>> start DATASET EXCERPTS
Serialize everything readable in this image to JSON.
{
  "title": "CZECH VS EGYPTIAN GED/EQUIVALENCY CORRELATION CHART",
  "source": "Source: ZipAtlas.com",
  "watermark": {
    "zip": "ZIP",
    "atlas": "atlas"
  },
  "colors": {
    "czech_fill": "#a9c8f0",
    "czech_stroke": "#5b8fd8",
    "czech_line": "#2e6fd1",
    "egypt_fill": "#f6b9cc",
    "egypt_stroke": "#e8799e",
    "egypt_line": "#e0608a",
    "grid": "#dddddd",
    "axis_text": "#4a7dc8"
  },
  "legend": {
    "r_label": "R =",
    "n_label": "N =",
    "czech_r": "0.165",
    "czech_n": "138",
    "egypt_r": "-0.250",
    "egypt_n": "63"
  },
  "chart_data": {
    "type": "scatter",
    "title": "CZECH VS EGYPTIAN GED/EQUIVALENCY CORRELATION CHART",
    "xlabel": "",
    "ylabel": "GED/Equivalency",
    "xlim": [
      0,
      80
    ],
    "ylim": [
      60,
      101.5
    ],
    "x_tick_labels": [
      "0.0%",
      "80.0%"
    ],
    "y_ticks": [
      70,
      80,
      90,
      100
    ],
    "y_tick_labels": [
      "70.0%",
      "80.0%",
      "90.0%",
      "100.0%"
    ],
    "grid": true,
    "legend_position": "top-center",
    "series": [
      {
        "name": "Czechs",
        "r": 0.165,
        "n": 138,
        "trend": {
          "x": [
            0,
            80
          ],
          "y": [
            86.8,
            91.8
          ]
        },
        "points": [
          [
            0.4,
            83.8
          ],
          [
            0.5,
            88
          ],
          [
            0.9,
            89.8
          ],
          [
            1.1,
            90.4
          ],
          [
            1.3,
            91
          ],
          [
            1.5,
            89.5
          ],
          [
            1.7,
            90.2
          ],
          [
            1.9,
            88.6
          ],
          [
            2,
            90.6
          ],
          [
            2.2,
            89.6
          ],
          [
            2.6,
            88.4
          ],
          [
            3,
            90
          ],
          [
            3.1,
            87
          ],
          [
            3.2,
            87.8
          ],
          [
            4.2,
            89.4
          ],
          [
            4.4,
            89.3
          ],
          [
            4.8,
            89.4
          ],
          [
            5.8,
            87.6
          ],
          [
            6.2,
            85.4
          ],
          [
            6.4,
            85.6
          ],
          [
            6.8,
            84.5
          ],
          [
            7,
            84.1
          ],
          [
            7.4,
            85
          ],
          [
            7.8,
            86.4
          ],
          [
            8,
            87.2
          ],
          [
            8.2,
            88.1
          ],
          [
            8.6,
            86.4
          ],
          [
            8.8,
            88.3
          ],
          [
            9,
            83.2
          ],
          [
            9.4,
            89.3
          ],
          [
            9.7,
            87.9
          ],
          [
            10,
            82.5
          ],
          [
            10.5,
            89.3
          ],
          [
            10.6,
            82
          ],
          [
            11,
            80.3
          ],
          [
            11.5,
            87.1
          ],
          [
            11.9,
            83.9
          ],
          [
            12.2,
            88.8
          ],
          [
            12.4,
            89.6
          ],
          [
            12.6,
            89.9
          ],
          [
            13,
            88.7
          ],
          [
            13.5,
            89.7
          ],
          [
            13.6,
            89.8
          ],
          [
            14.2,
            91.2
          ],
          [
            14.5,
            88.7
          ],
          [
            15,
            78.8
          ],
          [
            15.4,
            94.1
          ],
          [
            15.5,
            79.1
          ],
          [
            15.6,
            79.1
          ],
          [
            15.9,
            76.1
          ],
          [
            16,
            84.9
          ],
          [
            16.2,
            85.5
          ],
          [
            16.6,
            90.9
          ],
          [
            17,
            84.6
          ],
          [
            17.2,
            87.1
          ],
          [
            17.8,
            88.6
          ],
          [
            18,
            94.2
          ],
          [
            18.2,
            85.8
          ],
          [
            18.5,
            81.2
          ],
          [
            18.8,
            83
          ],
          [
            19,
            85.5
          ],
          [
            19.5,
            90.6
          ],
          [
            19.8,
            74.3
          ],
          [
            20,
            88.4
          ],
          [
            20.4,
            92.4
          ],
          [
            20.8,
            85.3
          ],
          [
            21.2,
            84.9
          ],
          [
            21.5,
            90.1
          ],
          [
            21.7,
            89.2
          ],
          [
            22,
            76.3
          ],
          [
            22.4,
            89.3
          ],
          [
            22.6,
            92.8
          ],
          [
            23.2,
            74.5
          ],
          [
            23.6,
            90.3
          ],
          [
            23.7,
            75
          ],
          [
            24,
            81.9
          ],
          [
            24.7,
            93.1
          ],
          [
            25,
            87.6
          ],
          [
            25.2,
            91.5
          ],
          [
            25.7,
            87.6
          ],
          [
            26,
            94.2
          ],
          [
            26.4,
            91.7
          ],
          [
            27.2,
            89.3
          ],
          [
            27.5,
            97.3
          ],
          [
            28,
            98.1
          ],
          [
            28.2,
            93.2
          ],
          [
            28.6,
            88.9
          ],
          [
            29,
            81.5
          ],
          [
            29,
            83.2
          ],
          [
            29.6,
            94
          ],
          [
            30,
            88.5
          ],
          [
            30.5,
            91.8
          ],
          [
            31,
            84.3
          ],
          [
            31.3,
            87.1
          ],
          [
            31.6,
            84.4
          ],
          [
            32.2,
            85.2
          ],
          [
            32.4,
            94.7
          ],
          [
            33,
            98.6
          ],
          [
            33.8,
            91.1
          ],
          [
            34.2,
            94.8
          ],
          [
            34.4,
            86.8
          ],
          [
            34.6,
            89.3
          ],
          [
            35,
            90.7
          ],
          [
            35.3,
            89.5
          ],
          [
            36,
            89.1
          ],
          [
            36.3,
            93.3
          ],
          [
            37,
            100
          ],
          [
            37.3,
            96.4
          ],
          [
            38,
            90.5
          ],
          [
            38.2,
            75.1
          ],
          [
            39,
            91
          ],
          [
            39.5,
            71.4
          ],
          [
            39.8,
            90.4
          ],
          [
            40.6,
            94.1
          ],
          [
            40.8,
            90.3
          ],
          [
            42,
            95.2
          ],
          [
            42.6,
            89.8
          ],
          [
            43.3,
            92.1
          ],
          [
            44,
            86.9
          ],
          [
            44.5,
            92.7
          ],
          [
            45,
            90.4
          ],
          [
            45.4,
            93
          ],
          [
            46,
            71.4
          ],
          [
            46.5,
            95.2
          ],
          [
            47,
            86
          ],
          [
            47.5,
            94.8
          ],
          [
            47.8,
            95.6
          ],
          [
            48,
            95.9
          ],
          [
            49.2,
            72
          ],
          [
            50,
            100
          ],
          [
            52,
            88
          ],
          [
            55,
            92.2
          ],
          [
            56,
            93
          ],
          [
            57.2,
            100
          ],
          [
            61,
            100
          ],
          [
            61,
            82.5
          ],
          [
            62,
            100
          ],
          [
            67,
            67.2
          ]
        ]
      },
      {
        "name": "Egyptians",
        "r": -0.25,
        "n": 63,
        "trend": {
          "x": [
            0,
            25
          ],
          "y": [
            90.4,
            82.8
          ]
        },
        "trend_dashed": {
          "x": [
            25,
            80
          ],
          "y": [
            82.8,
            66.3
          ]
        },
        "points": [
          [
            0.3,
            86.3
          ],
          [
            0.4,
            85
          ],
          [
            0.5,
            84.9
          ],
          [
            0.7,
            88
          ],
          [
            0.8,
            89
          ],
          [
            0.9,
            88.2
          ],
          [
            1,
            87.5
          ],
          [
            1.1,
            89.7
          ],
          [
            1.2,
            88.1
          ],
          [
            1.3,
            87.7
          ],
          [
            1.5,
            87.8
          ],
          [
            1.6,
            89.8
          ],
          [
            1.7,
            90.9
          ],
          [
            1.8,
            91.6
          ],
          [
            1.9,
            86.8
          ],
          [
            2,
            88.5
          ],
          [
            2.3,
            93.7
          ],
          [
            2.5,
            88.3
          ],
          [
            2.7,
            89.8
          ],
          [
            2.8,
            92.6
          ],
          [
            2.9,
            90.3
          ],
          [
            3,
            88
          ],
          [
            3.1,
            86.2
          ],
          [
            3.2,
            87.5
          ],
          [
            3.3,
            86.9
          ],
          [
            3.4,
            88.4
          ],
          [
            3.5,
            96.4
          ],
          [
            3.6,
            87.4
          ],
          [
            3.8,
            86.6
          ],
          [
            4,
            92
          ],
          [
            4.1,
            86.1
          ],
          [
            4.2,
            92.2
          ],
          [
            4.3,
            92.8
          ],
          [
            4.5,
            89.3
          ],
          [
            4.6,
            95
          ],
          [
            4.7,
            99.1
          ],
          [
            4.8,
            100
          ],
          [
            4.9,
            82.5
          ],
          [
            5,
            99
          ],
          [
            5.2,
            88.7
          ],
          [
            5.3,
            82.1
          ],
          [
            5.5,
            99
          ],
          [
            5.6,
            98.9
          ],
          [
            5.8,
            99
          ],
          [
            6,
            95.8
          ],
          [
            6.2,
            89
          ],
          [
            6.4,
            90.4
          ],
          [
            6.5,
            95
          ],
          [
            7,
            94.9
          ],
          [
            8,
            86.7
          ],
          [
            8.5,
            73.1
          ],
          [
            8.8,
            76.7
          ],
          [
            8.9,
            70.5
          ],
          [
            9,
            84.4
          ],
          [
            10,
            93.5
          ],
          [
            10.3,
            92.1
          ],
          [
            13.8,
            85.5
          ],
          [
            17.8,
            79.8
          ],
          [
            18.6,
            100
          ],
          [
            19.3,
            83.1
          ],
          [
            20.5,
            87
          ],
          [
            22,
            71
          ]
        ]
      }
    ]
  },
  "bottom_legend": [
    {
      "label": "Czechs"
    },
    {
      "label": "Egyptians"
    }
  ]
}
>> end DATASET EXCERPTS
GIVEN EXERCISE: Some lines of the data may hold the word "CORRELATION". Say how many do, with nothing else.

WRITTEN ANSWER: 2